— Begin Passage provided —
Search code examples
mysqlsqlnested-sets

Avoid Full Table Scan On Paged Nested Set


I have a nested set setup like so:

Node (Id, ParentId, LeftBounds, RightBounds, Level, Name)

LeftBounds has an index on it.

But when I attempt to select paged results,

SELECT * FROM Node ORDER BY LeftBounds ASC LIMIT 500000, 1000

Sql does a full table scan. Is there something else I should look at to avoid a full table scan?

This normally wouldn't be a huge problem, but with a table of several million rows, it takes ~3-5 seconds for the last page to load.


Solution

  • Your LIMIT 5000000, 1000 clause requires MySQL to order your results in your result set, skip a half-million of them, and then display 1000. It seems likely that MySQL has decided that's best done with a table scan. That's not surprising.

    You might try a deferred join operation. The purpose of this is to reduce the size of the result set needing to be ordered. It works like this.

    SELECT Node.*
      FROM Node
      JOIN (
             SELECT id
               FROM Node
              ORDER BY LeftBounds ASC
              LIMIT 500000, 1000
           ) Subset ON Node.id = Subset.id
      ORDER BY Node.LeftBounds ASC
    

    As you can see, this limits the big result set you need to wrangle to fewer columns, specifically id and LeftBounds. It then uses the set of 1000 different id values it finds to retrieve the full records.

    If you make yourself a compound index on (LeftBounds, id) you may very well speed up this query by a lot. But it will still have to skip half a million rows, so your EXPLAIN may say you're doing a full index scan.
— End Passage provided —
▶ **Work instructions**
a: In the listing, copy the lines verbatim, beginning with the line that contains "- bar-value-label: 1.23: [290, 397, 302, 419]" and going on through the line that contains "- bar-dolj: [459, 418, 473, 490]".
b: Continue the thread about avoiding a full table scan on a paged nested set from the point where it stops.
— Begin Supplied data —
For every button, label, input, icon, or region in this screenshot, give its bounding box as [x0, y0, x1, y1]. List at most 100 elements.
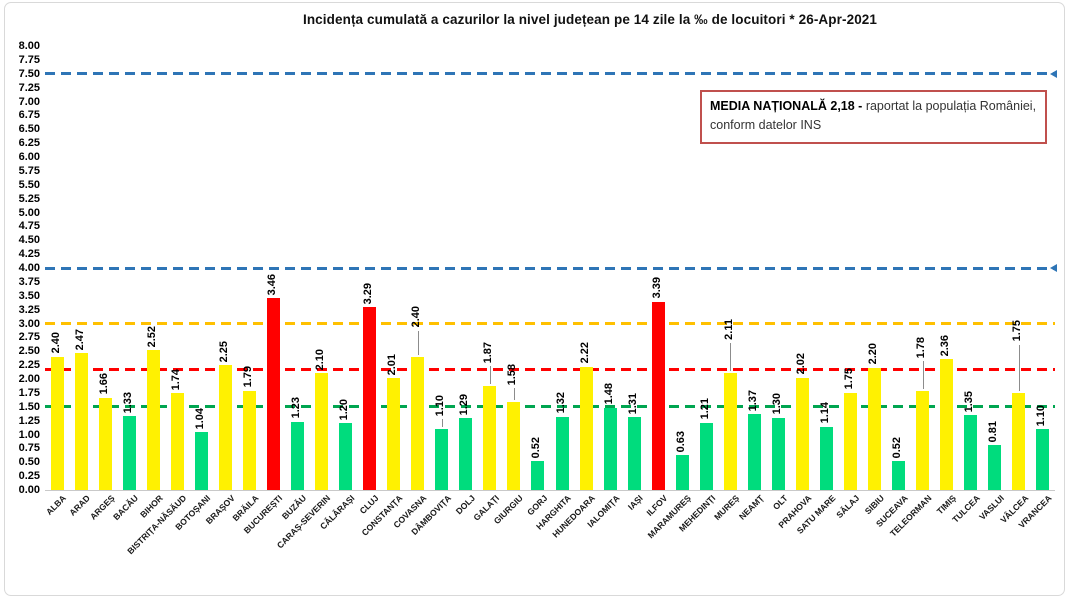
- bar-value-label: 1.23: [290, 397, 302, 419]
- bar-value-label: 1.75: [843, 368, 856, 390]
- bar-value-label: 1.14: [819, 402, 832, 424]
- bar-alba: [50, 356, 64, 490]
- bar-buzău: [291, 421, 304, 490]
- bar-value-label: 1.10: [434, 394, 447, 416]
- y-tick-label: 4.75: [18, 220, 40, 233]
- y-tick-label: 0.00: [18, 484, 40, 496]
- bar-value-label: 1.30: [770, 393, 783, 415]
- bar-gorj: [531, 461, 545, 490]
- y-tick-label: 0.25: [18, 470, 40, 483]
- bar-mehedinți: [699, 422, 713, 490]
- bar-ialomița: [603, 407, 617, 490]
- y-tick-label: 0.50: [18, 456, 40, 469]
- reference-line-4: [45, 266, 1055, 270]
- y-tick-label: 1.00: [18, 428, 40, 441]
- y-tick-label: 5.50: [18, 178, 40, 191]
- bar-caraș-severin: [315, 373, 329, 490]
- bar-value-label: 1.74: [169, 369, 182, 391]
- value-label-leader: [417, 330, 419, 355]
- bar-vaslui: [988, 445, 1002, 490]
- y-tick-label: 6.00: [18, 151, 40, 163]
- y-tick-label: 4.00: [18, 262, 40, 274]
- y-tick-label: 5.25: [18, 192, 40, 205]
- chart-title: Incidența cumulată a cazurilor la nivel …: [302, 12, 878, 27]
- x-axis-line: [45, 490, 1055, 491]
- reference-line-2.18: [45, 367, 1055, 371]
- bar-dolj: [459, 418, 473, 490]
- bar-value-label: 1.04: [193, 407, 206, 430]
- y-tick-label: 3.00: [18, 317, 40, 330]
- bar-sălaj: [844, 392, 858, 490]
- bar-timiș: [940, 359, 954, 490]
- bar-călărași: [339, 423, 353, 490]
- y-tick-label: 6.75: [18, 109, 40, 122]
- x-category-label: IAȘI: [626, 493, 646, 512]
- bar-bihor: [146, 350, 160, 490]
- y-tick-label: 1.25: [18, 414, 40, 427]
- x-category-label: OLT: [770, 493, 790, 512]
- bar-ilfov: [651, 301, 665, 490]
- value-label-leader: [1018, 344, 1020, 391]
- bar-dâmbovița: [435, 428, 449, 490]
- bar-value-label: 2.10: [314, 349, 327, 371]
- bar-value-label: 1.78: [915, 336, 928, 359]
- bar-constanța: [387, 378, 401, 490]
- bar-cluj: [363, 307, 377, 490]
- y-tick-label: 2.75: [18, 331, 40, 344]
- x-category-label: ALBA: [44, 493, 69, 517]
- bar-value-label: 1.87: [482, 341, 495, 364]
- bar-covasna: [411, 356, 425, 490]
- bar-value-label: 2.20: [867, 343, 880, 365]
- bar-botoșani: [194, 432, 208, 490]
- y-tick-label: 7.25: [18, 81, 40, 94]
- bar-value-label: 2.36: [939, 334, 952, 357]
- bar-sibiu: [868, 367, 882, 490]
- bar-value-label: 1.20: [338, 398, 351, 421]
- y-tick-label: 3.75: [18, 275, 40, 288]
- bar-olt: [771, 417, 785, 490]
- bar-vrancea: [1036, 428, 1050, 490]
- y-tick-label: 0.75: [18, 442, 40, 455]
- bar-value-label: 1.37: [746, 389, 759, 411]
- bar-value-label: 1.29: [458, 393, 471, 416]
- bar-value-label: 0.63: [674, 430, 687, 453]
- bar-harghita: [555, 416, 569, 490]
- bar-value-label: 2.47: [73, 328, 86, 350]
- bar-brașov: [218, 365, 232, 490]
- bar-value-label: 1.58: [506, 363, 519, 386]
- bar-value-label: 2.01: [386, 354, 399, 376]
- y-tick-label: 7.00: [18, 95, 40, 108]
- bar-satu mare: [820, 426, 834, 490]
- x-category-label: SĂLAJ: [834, 493, 862, 521]
- bar-bacău: [122, 416, 136, 490]
- reference-line-1.5: [45, 405, 1055, 409]
- bar-vâlcea: [1012, 392, 1026, 490]
- bar-value-label: 3.29: [362, 282, 375, 305]
- bar-prahova: [796, 377, 809, 490]
- y-tick-label: 6.50: [18, 123, 40, 136]
- bar-value-label: 1.21: [698, 398, 711, 420]
- x-category-label: MUREȘ: [712, 493, 742, 523]
- bar-value-label: 3.46: [265, 273, 278, 295]
- bar-value-label: 2.22: [578, 342, 591, 364]
- x-category-label: ARGEȘ: [87, 493, 117, 522]
- bar-maramureș: [675, 455, 689, 490]
- bar-suceava: [892, 461, 906, 490]
- bar-value-label: 2.40: [49, 332, 62, 354]
- bar-value-label: 2.52: [145, 325, 158, 348]
- y-tick-label: 8.00: [18, 40, 40, 52]
- bar-teleorman: [916, 391, 930, 490]
- reference-line-3: [45, 322, 1055, 325]
- bar-value-label: 1.32: [554, 392, 567, 414]
- bar-value-label: 1.75: [1011, 320, 1024, 342]
- bar-neamț: [747, 413, 761, 490]
- bar-tulcea: [964, 415, 978, 490]
- bar-arad: [74, 352, 88, 490]
- value-label-leader: [513, 388, 515, 401]
- y-tick-label: 3.25: [18, 303, 40, 316]
- y-tick-label: 7.50: [18, 67, 40, 80]
- bar-value-label: 0.81: [987, 420, 1000, 443]
- bar-brăila: [242, 390, 256, 490]
- y-tick-label: 7.75: [18, 53, 40, 66]
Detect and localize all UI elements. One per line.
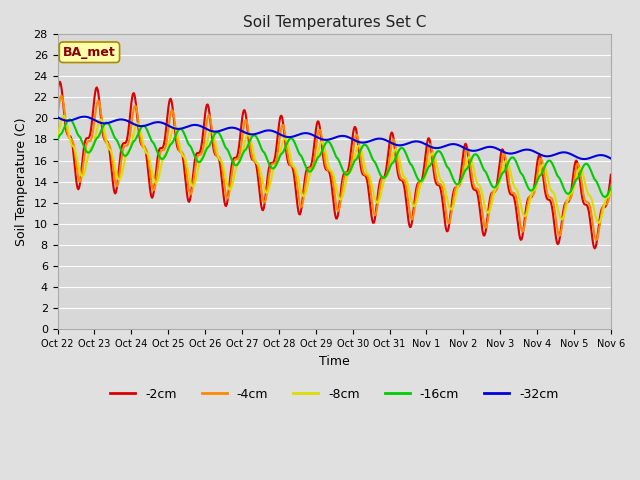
— End Supplied data —
▶ **Written responses**
a:
- bar-value-label: 1.23: [290, 397, 302, 419]
- bar-value-label: 1.75: [843, 368, 856, 390]
- bar-value-label: 1.14: [819, 402, 832, 424]
- bar-alba: [50, 356, 64, 490]
- bar-buzău: [291, 421, 304, 490]
- bar-value-label: 1.10: [434, 394, 447, 416]
- y-tick-label: 4.75: [18, 220, 40, 233]
- y-tick-label: 0.00: [18, 484, 40, 496]
- bar-value-label: 1.30: [770, 393, 783, 415]
- bar-gorj: [531, 461, 545, 490]
- y-tick-label: 0.25: [18, 470, 40, 483]
- bar-mehedinți: [699, 422, 713, 490]
- bar-ialomița: [603, 407, 617, 490]
- y-tick-label: 0.50: [18, 456, 40, 469]
- reference-line-4: [45, 266, 1055, 270]
- y-tick-label: 1.00: [18, 428, 40, 441]
- y-tick-label: 5.50: [18, 178, 40, 191]
- bar-caraș-severin: [315, 373, 329, 490]
- bar-value-label: 1.74: [169, 369, 182, 391]
- value-label-leader: [417, 330, 419, 355]
- bar-vaslui: [988, 445, 1002, 490]
- y-tick-label: 6.00: [18, 151, 40, 163]
- y-tick-label: 4.00: [18, 262, 40, 274]
- y-tick-label: 5.25: [18, 192, 40, 205]
- chart-title: Incidența cumulată a cazurilor la nivel …: [302, 12, 878, 27]
- x-axis-line: [45, 490, 1055, 491]
- reference-line-2.18: [45, 367, 1055, 371]
- bar-dolj: [459, 418, 473, 490]

b:
    The next thing you might be able to do with this query to speed it up is get rid of SELECT *, instead naming the columns you need. Why does that help? Because it gives a hint at a compound covering index that might help satisfy the query completely. You've mentioned that LeftBounds is unique and therefore a candidate for the JOIN criterion. So, let's explore this with an example. Let's say you want ParentId, LeftBounds, RightBounds, Level, Name in your resultset. Then you could use this query:

    SELECT Node.ParentId, Node.LeftBounds, 
           Node.RightBounds, Node.Level, Node.Name
      FROM Node
      JOIN (
             SELECT LeftBounds
               FROM Node
              ORDER BY LeftBounds ASC
              LIMIT 500000, 1000
           ) Subset ON Node.LeftBounds = Subset.LeftBounds
      ORDER BY Node.LeftBounds ASC
    

    If you have an index on the columns you need, MySQL can satisfy the query from the index. That index should incorporate these columns in this order.

    LeftBounds, ParentId, RightBounds, Level, Name
    

    LeftBounds needs to be first in the index, because that's the column you're using for random access to the index. The point here is to omit having to use the id column to access the table.